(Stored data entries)

◇ ◇ ◇

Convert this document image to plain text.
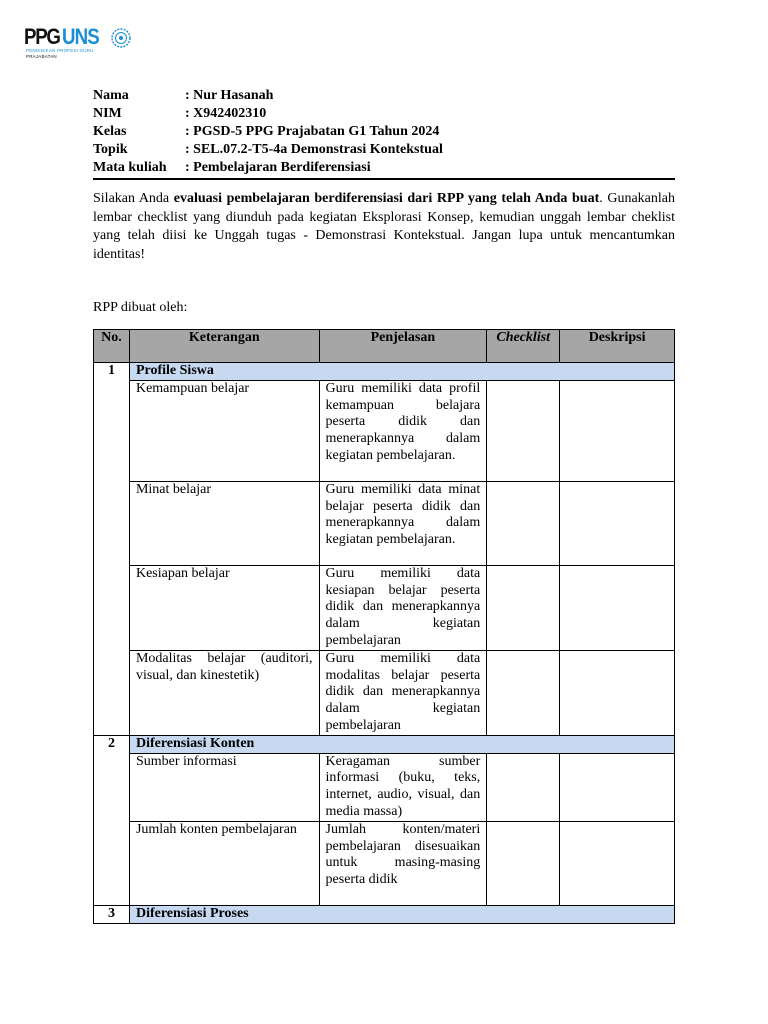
PPG UNS
PENDIDIKAN PROFESI GURU
PRAJABATAN
Nama	: Nur Hasanah
NIM	: X942402310
Kelas	: PGSD-5 PPG Prajabatan G1 Tahun 2024
Topik	: SEL.07.2-T5-4a Demonstrasi Kontekstual
Mata kuliah	: Pembelajaran Berdiferensiasi

Silakan Anda evaluasi pembelajaran berdiferensiasi dari RPP yang telah Anda buat. Gunakanlah lembar checklist yang diunduh pada kegiatan Eksplorasi Konsep, kemudian unggah lembar cheklist yang telah diisi ke Unggah tugas - Demonstrasi Kontekstual. Jangan lupa untuk mencantumkan identitas!

RPP dibuat oleh:

No.	Keterangan	Penjelasan	Checklist	Deskripsi
1	Profile Siswa			
	Kemampuan belajar	Guru memiliki data profil kemampuan belajara peserta didik dan menerapkannya dalam kegiatan pembelajaran.		
	Minat belajar	Guru memiliki data minat belajar peserta didik dan menerapkannya dalam kegiatan pembelajaran.		
	Kesiapan belajar	Guru memiliki data kesiapan belajar peserta didik dan menerapkannya dalam kegiatan pembelajaran		
	Modalitas belajar (auditori, visual, dan kinestetik)	Guru memiliki data modalitas belajar peserta didik dan menerapkannya dalam kegiatan pembelajaran		
2	Diferensiasi Konten			
	Sumber informasi	Keragaman sumber informasi (buku, teks, internet, audio, visual, dan media massa)		
	Jumlah konten pembelajaran	Jumlah konten/materi pembelajaran disesuaikan untuk masing-masing peserta didik		
3	Diferensiasi Proses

◇ ◇ ◇

• **DO THIS**
Find the lines above that include the string "kegiatan" and copy them.

• **RESPONSE TO THIS EXERCISE**
Silakan Anda evaluasi pembelajaran berdiferensiasi dari RPP yang telah Anda buat. Gunakanlah lembar checklist yang diunduh pada kegiatan Eksplorasi Konsep, kemudian unggah lembar cheklist yang telah diisi ke Unggah tugas - Demonstrasi Kontekstual. Jangan lupa untuk mencantumkan identitas!
	Kemampuan belajar	Guru memiliki data profil kemampuan belajara peserta didik dan menerapkannya dalam kegiatan pembelajaran.		
	Minat belajar	Guru memiliki data minat belajar peserta didik dan menerapkannya dalam kegiatan pembelajaran.		
	Kesiapan belajar	Guru memiliki data kesiapan belajar peserta didik dan menerapkannya dalam kegiatan pembelajaran		
	Modalitas belajar (auditori, visual, dan kinestetik)	Guru memiliki data modalitas belajar peserta didik dan menerapkannya dalam kegiatan pembelajaran		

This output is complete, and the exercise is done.